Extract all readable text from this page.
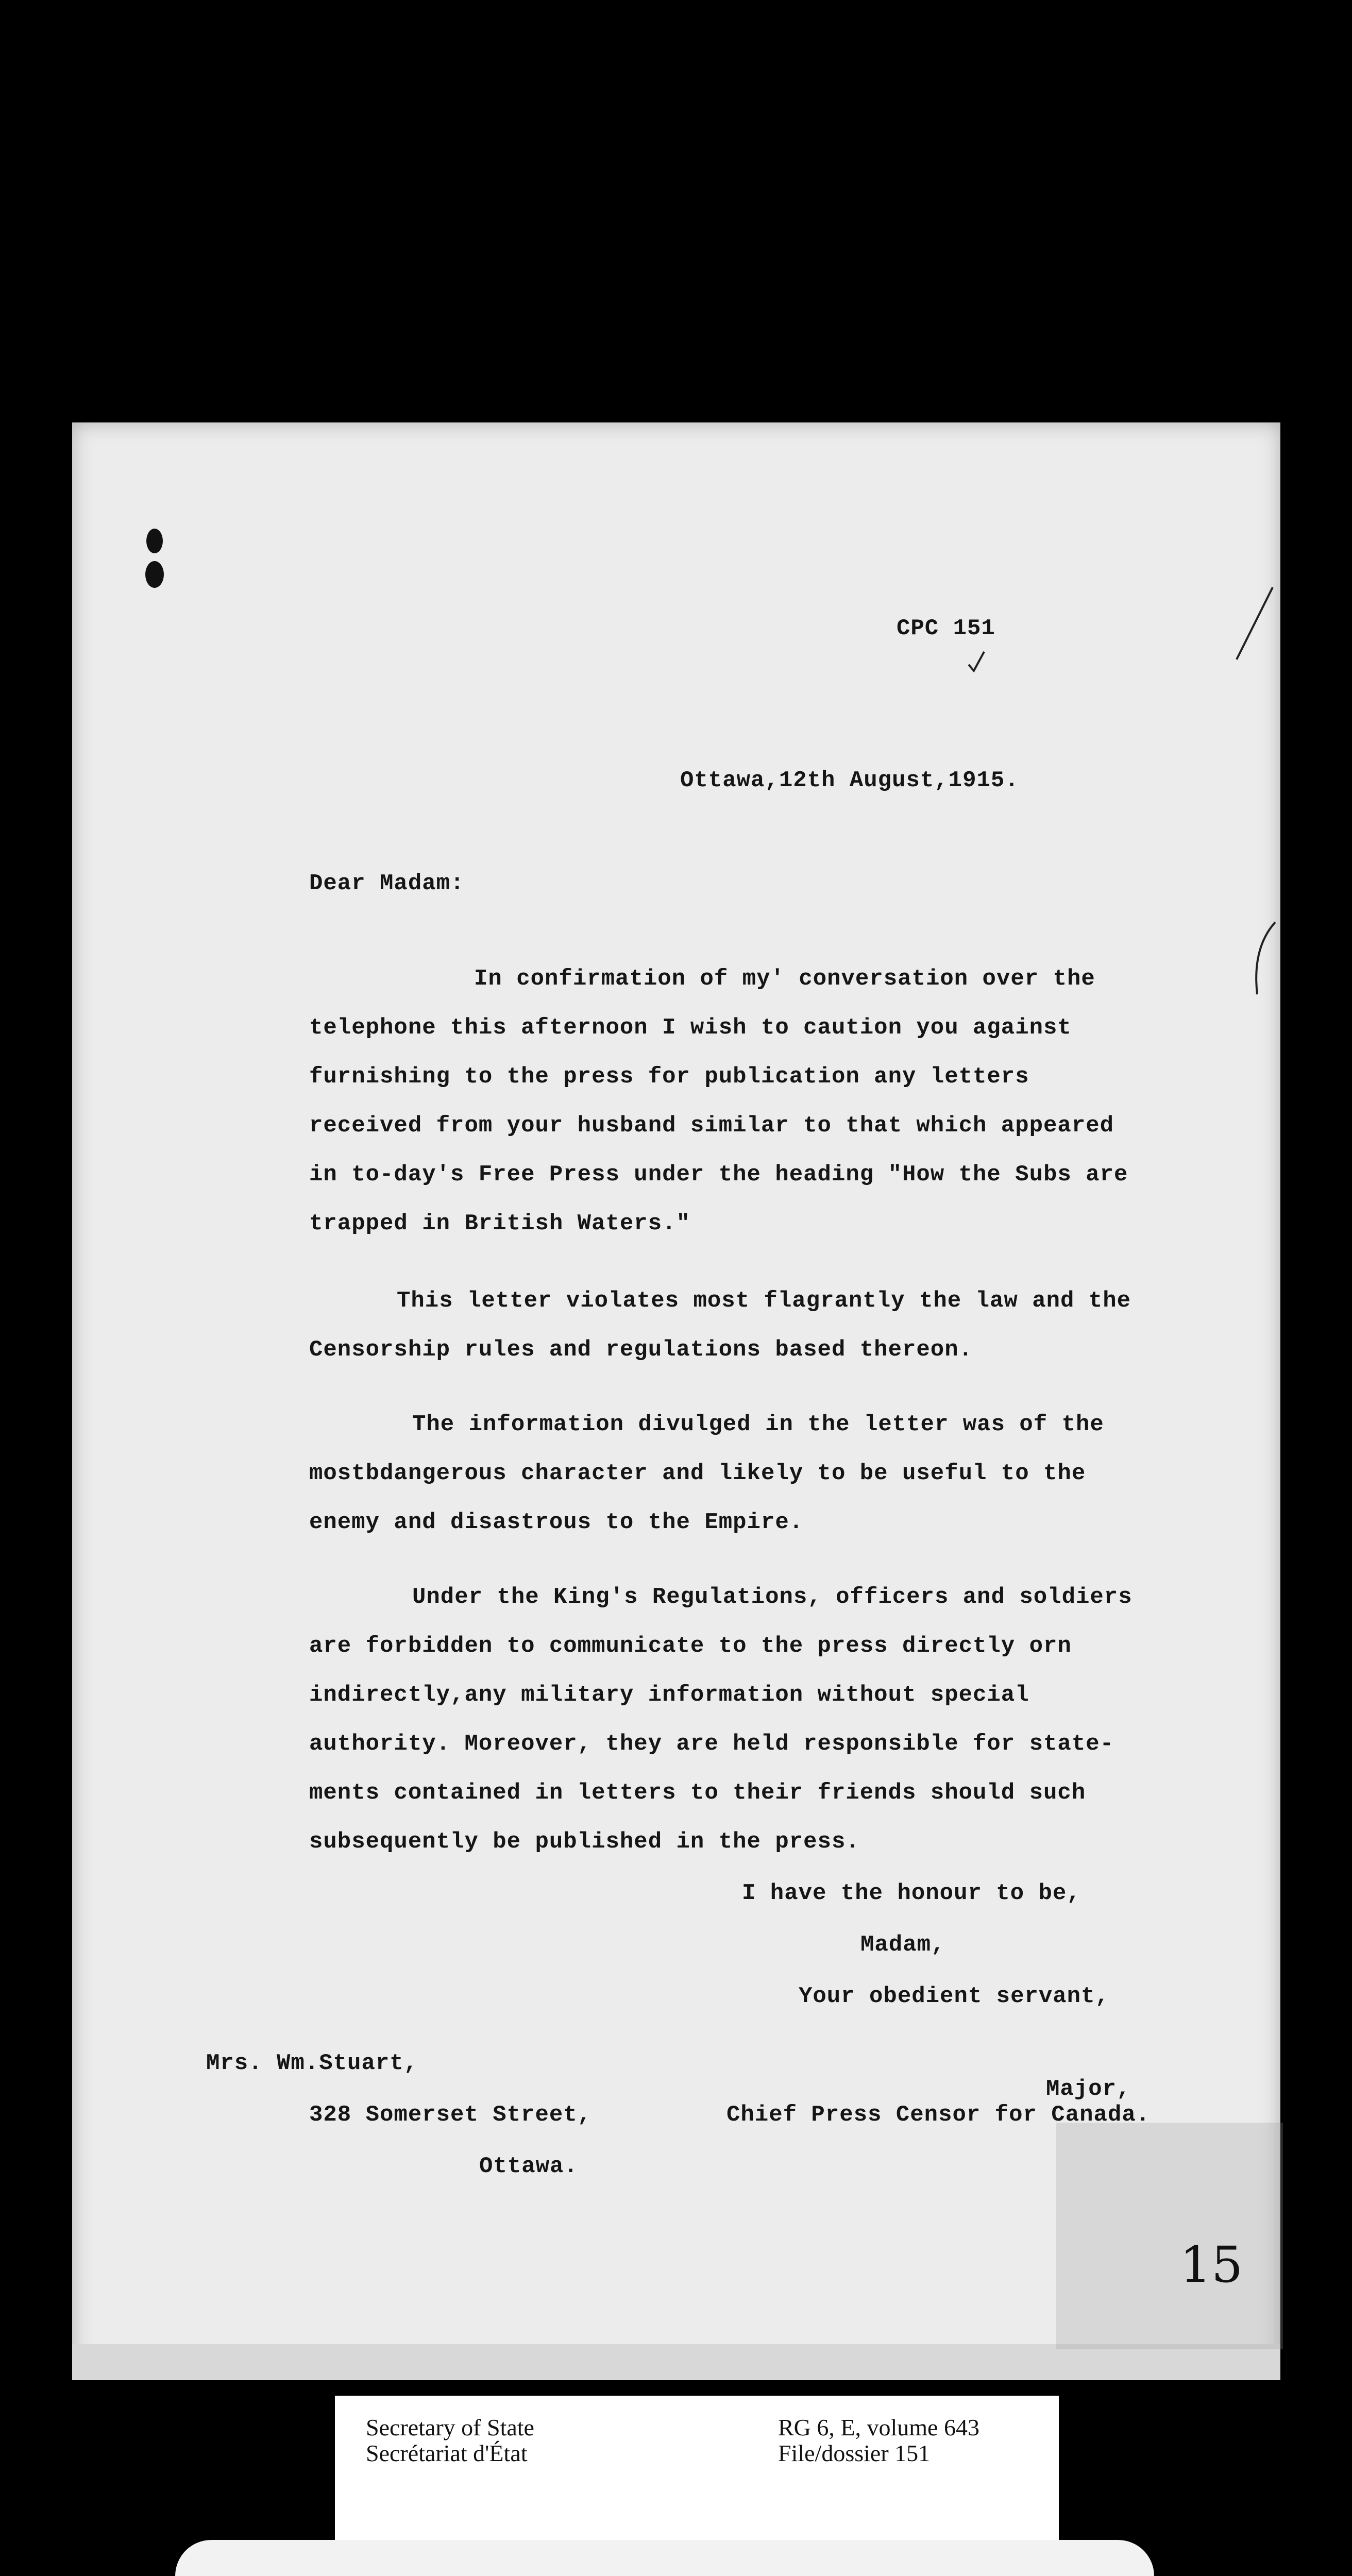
CPC 151
Ottawa,12th August,1915.
Dear Madam:
In confirmation of my' conversation over the
telephone this afternoon I wish to caution you against
furnishing to the press for publication any letters
received from your husband similar to that which appeared
in to-day's Free Press under the heading "How the Subs are
trapped in British Waters."
This letter violates most flagrantly the law and the
Censorship rules and regulations based thereon.
The information divulged in the letter was of the
mostbdangerous character and likely to be useful to the
enemy and disastrous to the Empire.
Under the King's Regulations, officers and soldiers
are forbidden to communicate to the press directly orn
indirectly,any military information without special
authority. Moreover, they are held responsible for state-
ments contained in letters to their friends should such
subsequently be published in the press.
I have the honour to be,
Madam,
Your obedient servant,
Mrs. Wm.Stuart,
328 Somerset Street,
Ottawa.
Major,
Chief Press Censor for Canada.
15
Secretary of State
Secrétariat d'État
RG 6, E, volume 643
File/dossier 151
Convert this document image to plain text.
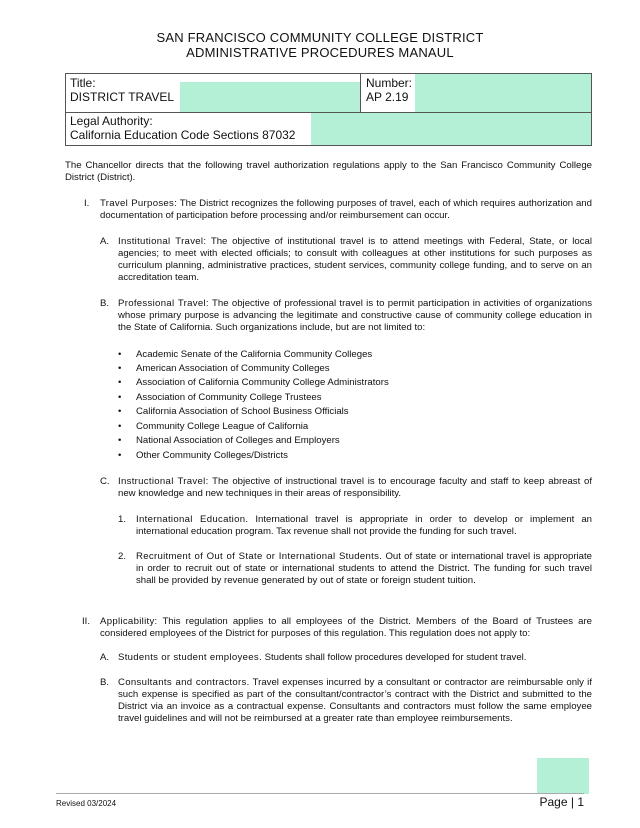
SAN FRANCISCO COMMUNITY COLLEGE DISTRICT
ADMINISTRATIVE PROCEDURES MANAUL
Title:
DISTRICT TRAVEL
Number:
AP 2.19
Legal Authority:
California Education Code Sections 87032
The Chancellor directs that the following travel authorization regulations apply to the San Francisco Community College District (District).
I. Travel Purposes: The District recognizes the following purposes of travel, each of which requires authorization and documentation of participation before processing and/or reimbursement can occur.
A. Institutional Travel: The objective of institutional travel is to attend meetings with Federal, State, or local agencies; to meet with elected officials; to consult with colleagues at other institutions for such purposes as curriculum planning, administrative practices, student services, community college funding, and to serve on an accreditation team.
B. Professional Travel: The objective of professional travel is to permit participation in activities of organizations whose primary purpose is advancing the legitimate and constructive cause of community college education in the State of California. Such organizations include, but are not limited to:
• Academic Senate of the California Community Colleges
• American Association of Community Colleges
• Association of California Community College Administrators
• Association of Community College Trustees
• California Association of School Business Officials
• Community College League of California
• National Association of Colleges and Employers
• Other Community Colleges/Districts
C. Instructional Travel: The objective of instructional travel is to encourage faculty and staff to keep abreast of new knowledge and new techniques in their areas of responsibility.
1. International Education. International travel is appropriate in order to develop or implement an international education program. Tax revenue shall not provide the funding for such travel.
2. Recruitment of Out of State or International Students. Out of state or international travel is appropriate in order to recruit out of state or international students to attend the District. The funding for such travel shall be provided by revenue generated by out of state or foreign student tuition.
II. Applicability: This regulation applies to all employees of the District. Members of the Board of Trustees are considered employees of the District for purposes of this regulation. This regulation does not apply to:
A. Students or student employees. Students shall follow procedures developed for student travel.
B. Consultants and contractors. Travel expenses incurred by a consultant or contractor are reimbursable only if such expense is specified as part of the consultant/contractor’s contract with the District and submitted to the District via an invoice as a contractual expense. Consultants and contractors must follow the same employee travel guidelines and will not be reimbursed at a greater rate than employee reimbursements.
Revised 03/2024	Page | 1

» **WRITTEN TASK**
The records above must be transcribed exactly. Pictures are left out of the copy.

» **EXPECTED OUTPUT**
Extract all readable text from this page.
CPC 151
Ottawa,12th August,1915.
Dear Madam:
In confirmation of my' conversation over the
telephone this afternoon I wish to caution you against
furnishing to the press for publication any letters
received from your husband similar to that which appeared
in to-day's Free Press under the heading "How the Subs are
trapped in British Waters."
This letter violates most flagrantly the law and the
Censorship rules and regulations based thereon.
The information divulged in the letter was of the
mostbdangerous character and likely to be useful to the
enemy and disastrous to the Empire.
Under the King's Regulations, officers and soldiers
are forbidden to communicate to the press directly orn
indirectly,any military information without special
authority. Moreover, they are held responsible for state-
ments contained in letters to their friends should such
subsequently be published in the press.
I have the honour to be,
Madam,
Your obedient servant,
Mrs. Wm.Stuart,
328 Somerset Street,
Ottawa.
Major,
Chief Press Censor for Canada.
15
Secretary of State
Secrétariat d'État
RG 6, E, volume 643
File/dossier 151
Convert this document image to plain text.
SAN FRANCISCO COMMUNITY COLLEGE DISTRICT
ADMINISTRATIVE PROCEDURES MANAUL
Title:
DISTRICT TRAVEL
Number:
AP 2.19
Legal Authority:
California Education Code Sections 87032
The Chancellor directs that the following travel authorization regulations apply to the San Francisco Community College District (District).
I. Travel Purposes: The District recognizes the following purposes of travel, each of which requires authorization and documentation of participation before processing and/or reimbursement can occur.
A. Institutional Travel: The objective of institutional travel is to attend meetings with Federal, State, or local agencies; to meet with elected officials; to consult with colleagues at other institutions for such purposes as curriculum planning, administrative practices, student services, community college funding, and to serve on an accreditation team.
B. Professional Travel: The objective of professional travel is to permit participation in activities of organizations whose primary purpose is advancing the legitimate and constructive cause of community college education in the State of California. Such organizations include, but are not limited to:
• Academic Senate of the California Community Colleges
• American Association of Community Colleges
• Association of California Community College Administrators
• Association of Community College Trustees
• California Association of School Business Officials
• Community College League of California
• National Association of Colleges and Employers
• Other Community Colleges/Districts
C. Instructional Travel: The objective of instructional travel is to encourage faculty and staff to keep abreast of new knowledge and new techniques in their areas of responsibility.
1. International Education. International travel is appropriate in order to develop or implement an international education program. Tax revenue shall not provide the funding for such travel.
2. Recruitment of Out of State or International Students. Out of state or international travel is appropriate in order to recruit out of state or international students to attend the District. The funding for such travel shall be provided by revenue generated by out of state or foreign student tuition.
II. Applicability: This regulation applies to all employees of the District. Members of the Board of Trustees are considered employees of the District for purposes of this regulation. This regulation does not apply to:
A. Students or student employees. Students shall follow procedures developed for student travel.
B. Consultants and contractors. Travel expenses incurred by a consultant or contractor are reimbursable only if such expense is specified as part of the consultant/contractor’s contract with the District and submitted to the District via an invoice as a contractual expense. Consultants and contractors must follow the same employee travel guidelines and will not be reimbursed at a greater rate than employee reimbursements.
Revised 03/2024	Page | 1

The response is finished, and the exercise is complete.